__Work order__
How many lines in the material below include the word "this"? Give only the number.
%%
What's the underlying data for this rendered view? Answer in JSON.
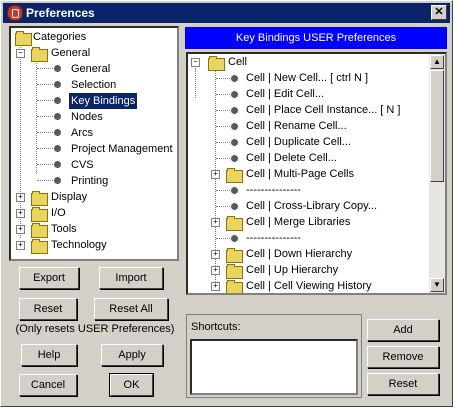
{
  "window": {
    "title": "Preferences",
    "close_label": "✕"
  },
  "left_tree": {
    "items": [
      {
        "label": "Categories"
      },
      {
        "label": "General"
      },
      {
        "label": "General"
      },
      {
        "label": "Selection"
      },
      {
        "label": "Key Bindings"
      },
      {
        "label": "Nodes"
      },
      {
        "label": "Arcs"
      },
      {
        "label": "Project Management"
      },
      {
        "label": "CVS"
      },
      {
        "label": "Printing"
      },
      {
        "label": "Display"
      },
      {
        "label": "I/O"
      },
      {
        "label": "Tools"
      },
      {
        "label": "Technology"
      }
    ]
  },
  "left_buttons": {
    "export": "Export",
    "import": "Import",
    "reset": "Reset",
    "reset_all": "Reset All",
    "note": "(Only resets USER Preferences)",
    "help": "Help",
    "apply": "Apply",
    "cancel": "Cancel",
    "ok": "OK"
  },
  "right_panel": {
    "header": "Key Bindings USER Preferences",
    "tree": [
      {
        "label": "Cell"
      },
      {
        "label": "Cell | New Cell...   [ ctrl N ]"
      },
      {
        "label": "Cell | Edit Cell..."
      },
      {
        "label": "Cell | Place Cell Instance...   [ N ]"
      },
      {
        "label": "Cell | Rename Cell..."
      },
      {
        "label": "Cell | Duplicate Cell..."
      },
      {
        "label": "Cell | Delete Cell..."
      },
      {
        "label": "Cell | Multi-Page Cells"
      },
      {
        "label": "---------------"
      },
      {
        "label": "Cell | Cross-Library Copy..."
      },
      {
        "label": "Cell | Merge Libraries"
      },
      {
        "label": "---------------"
      },
      {
        "label": "Cell | Down Hierarchy"
      },
      {
        "label": "Cell | Up Hierarchy"
      },
      {
        "label": "Cell | Cell Viewing History"
      }
    ],
    "shortcuts_label": "Shortcuts:",
    "add": "Add",
    "remove": "Remove",
    "reset": "Reset"
  }
}
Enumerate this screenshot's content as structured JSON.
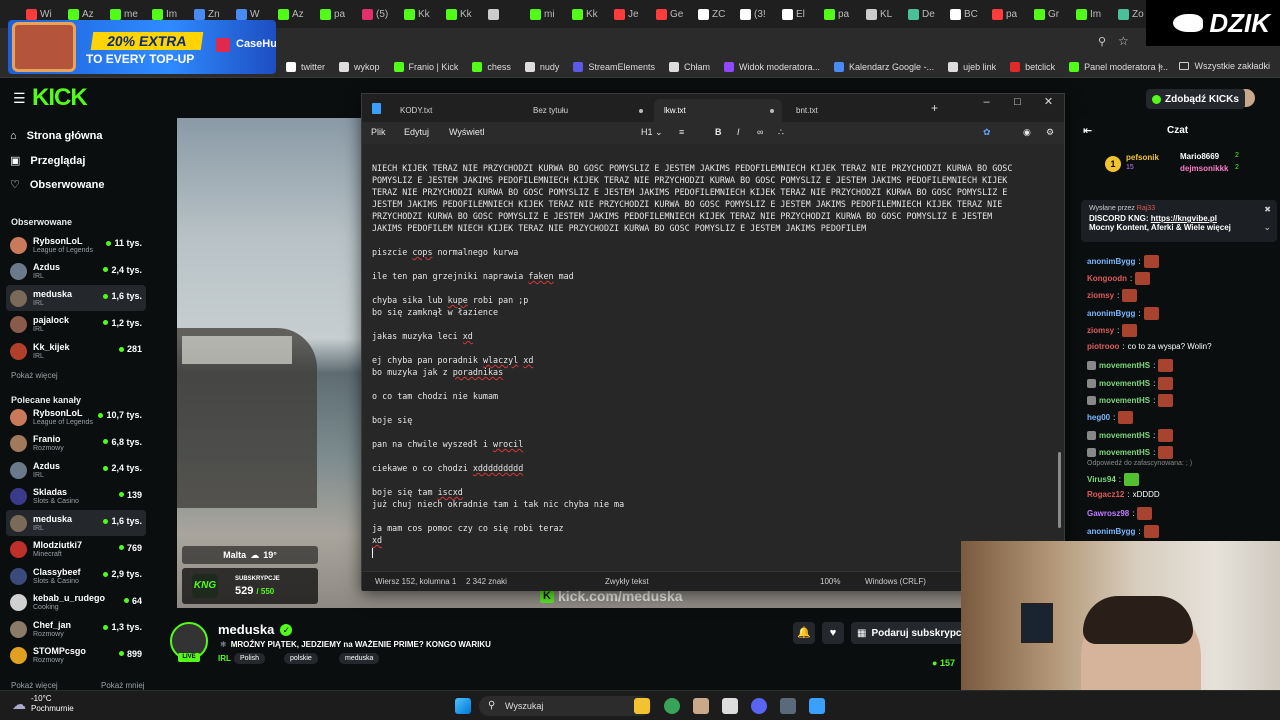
%%
__Solution__
2